● **REQUIREMENTS**: Return the listing word for word, as given.

● **STORED DATA**:
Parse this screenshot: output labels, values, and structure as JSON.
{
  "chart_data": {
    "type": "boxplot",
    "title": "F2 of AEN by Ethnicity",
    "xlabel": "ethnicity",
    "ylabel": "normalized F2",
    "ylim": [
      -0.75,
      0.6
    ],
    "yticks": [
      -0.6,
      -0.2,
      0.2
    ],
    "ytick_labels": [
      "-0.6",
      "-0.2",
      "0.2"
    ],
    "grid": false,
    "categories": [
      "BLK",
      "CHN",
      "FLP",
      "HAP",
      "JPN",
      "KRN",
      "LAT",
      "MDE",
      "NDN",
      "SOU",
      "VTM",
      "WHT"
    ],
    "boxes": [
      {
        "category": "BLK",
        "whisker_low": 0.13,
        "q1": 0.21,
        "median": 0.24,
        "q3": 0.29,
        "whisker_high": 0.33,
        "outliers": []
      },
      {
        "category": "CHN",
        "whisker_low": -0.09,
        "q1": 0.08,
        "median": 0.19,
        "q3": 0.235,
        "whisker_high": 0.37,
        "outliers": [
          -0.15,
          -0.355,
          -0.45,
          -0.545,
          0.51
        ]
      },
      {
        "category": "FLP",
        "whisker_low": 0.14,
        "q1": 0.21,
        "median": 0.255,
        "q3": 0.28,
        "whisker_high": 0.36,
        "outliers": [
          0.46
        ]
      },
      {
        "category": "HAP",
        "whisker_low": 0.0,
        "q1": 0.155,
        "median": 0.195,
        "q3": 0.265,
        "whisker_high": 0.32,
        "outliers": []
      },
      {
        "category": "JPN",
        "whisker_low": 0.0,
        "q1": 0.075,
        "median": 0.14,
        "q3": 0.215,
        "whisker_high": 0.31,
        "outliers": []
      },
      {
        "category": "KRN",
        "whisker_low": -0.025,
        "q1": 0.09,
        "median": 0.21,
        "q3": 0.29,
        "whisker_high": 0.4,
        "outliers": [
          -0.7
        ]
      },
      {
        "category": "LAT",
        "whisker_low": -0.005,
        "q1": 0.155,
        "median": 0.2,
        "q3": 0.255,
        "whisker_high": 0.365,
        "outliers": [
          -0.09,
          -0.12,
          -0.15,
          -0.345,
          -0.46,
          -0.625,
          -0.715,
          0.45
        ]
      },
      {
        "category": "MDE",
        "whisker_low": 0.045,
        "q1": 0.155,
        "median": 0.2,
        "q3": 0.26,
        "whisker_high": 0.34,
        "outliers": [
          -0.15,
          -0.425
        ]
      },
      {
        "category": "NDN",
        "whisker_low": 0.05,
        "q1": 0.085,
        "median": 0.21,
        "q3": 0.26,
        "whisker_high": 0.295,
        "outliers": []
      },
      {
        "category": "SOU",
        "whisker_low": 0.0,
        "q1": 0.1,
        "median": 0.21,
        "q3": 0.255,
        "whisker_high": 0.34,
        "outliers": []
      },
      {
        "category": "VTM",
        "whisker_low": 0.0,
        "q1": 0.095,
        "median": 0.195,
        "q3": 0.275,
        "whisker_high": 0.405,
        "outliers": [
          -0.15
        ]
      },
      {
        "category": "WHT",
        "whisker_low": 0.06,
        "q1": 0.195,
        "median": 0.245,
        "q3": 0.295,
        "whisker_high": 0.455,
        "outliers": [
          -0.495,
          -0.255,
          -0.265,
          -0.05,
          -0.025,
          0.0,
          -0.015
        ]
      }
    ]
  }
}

● **TASK SOLUTION**:
Parse this screenshot: output labels, values, and structure as JSON.
{
  "chart_data": {
    "type": "boxplot",
    "title": "F2 of AEN by Ethnicity",
    "xlabel": "ethnicity",
    "ylabel": "normalized F2",
    "ylim": [
      -0.75,
      0.6
    ],
    "yticks": [
      -0.6,
      -0.2,
      0.2
    ],
    "ytick_labels": [
      "-0.6",
      "-0.2",
      "0.2"
    ],
    "grid": false,
    "categories": [
      "BLK",
      "CHN",
      "FLP",
      "HAP",
      "JPN",
      "KRN",
      "LAT",
      "MDE",
      "NDN",
      "SOU",
      "VTM",
      "WHT"
    ],
    "boxes": [
      {
        "category": "BLK",
        "whisker_low": 0.13,
        "q1": 0.21,
        "median": 0.24,
        "q3": 0.29,
        "whisker_high": 0.33,
        "outliers": []
      },
      {
        "category": "CHN",
        "whisker_low": -0.09,
        "q1": 0.08,
        "median": 0.19,
        "q3": 0.235,
        "whisker_high": 0.37,
        "outliers": [
          -0.15,
          -0.355,
          -0.45,
          -0.545,
          0.51
        ]
      },
      {
        "category": "FLP",
        "whisker_low": 0.14,
        "q1": 0.21,
        "median": 0.255,
        "q3": 0.28,
        "whisker_high": 0.36,
        "outliers": [
          0.46
        ]
      },
      {
        "category": "HAP",
        "whisker_low": 0.0,
        "q1": 0.155,
        "median": 0.195,
        "q3": 0.265,
        "whisker_high": 0.32,
        "outliers": []
      },
      {
        "category": "JPN",
        "whisker_low": 0.0,
        "q1": 0.075,
        "median": 0.14,
        "q3": 0.215,
        "whisker_high": 0.31,
        "outliers": []
      },
      {
        "category": "KRN",
        "whisker_low": -0.025,
        "q1": 0.09,
        "median": 0.21,
        "q3": 0.29,
        "whisker_high": 0.4,
        "outliers": [
          -0.7
        ]
      },
      {
        "category": "LAT",
        "whisker_low": -0.005,
        "q1": 0.155,
        "median": 0.2,
        "q3": 0.255,
        "whisker_high": 0.365,
        "outliers": [
          -0.09,
          -0.12,
          -0.15,
          -0.345,
          -0.46,
          -0.625,
          -0.715,
          0.45
        ]
      },
      {
        "category": "MDE",
        "whisker_low": 0.045,
        "q1": 0.155,
        "median": 0.2,
        "q3": 0.26,
        "whisker_high": 0.34,
        "outliers": [
          -0.15,
          -0.425
        ]
      },
      {
        "category": "NDN",
        "whisker_low": 0.05,
        "q1": 0.085,
        "median": 0.21,
        "q3": 0.26,
        "whisker_high": 0.295,
        "outliers": []
      },
      {
        "category": "SOU",
        "whisker_low": 0.0,
        "q1": 0.1,
        "median": 0.21,
        "q3": 0.255,
        "whisker_high": 0.34,
        "outliers": []
      },
      {
        "category": "VTM",
        "whisker_low": 0.0,
        "q1": 0.095,
        "median": 0.195,
        "q3": 0.275,
        "whisker_high": 0.405,
        "outliers": [
          -0.15
        ]
      },
      {
        "category": "WHT",
        "whisker_low": 0.06,
        "q1": 0.195,
        "median": 0.245,
        "q3": 0.295,
        "whisker_high": 0.455,
        "outliers": [
          -0.495,
          -0.255,
          -0.265,
          -0.05,
          -0.025,
          0.0,
          -0.015
        ]
      }
    ]
  }
}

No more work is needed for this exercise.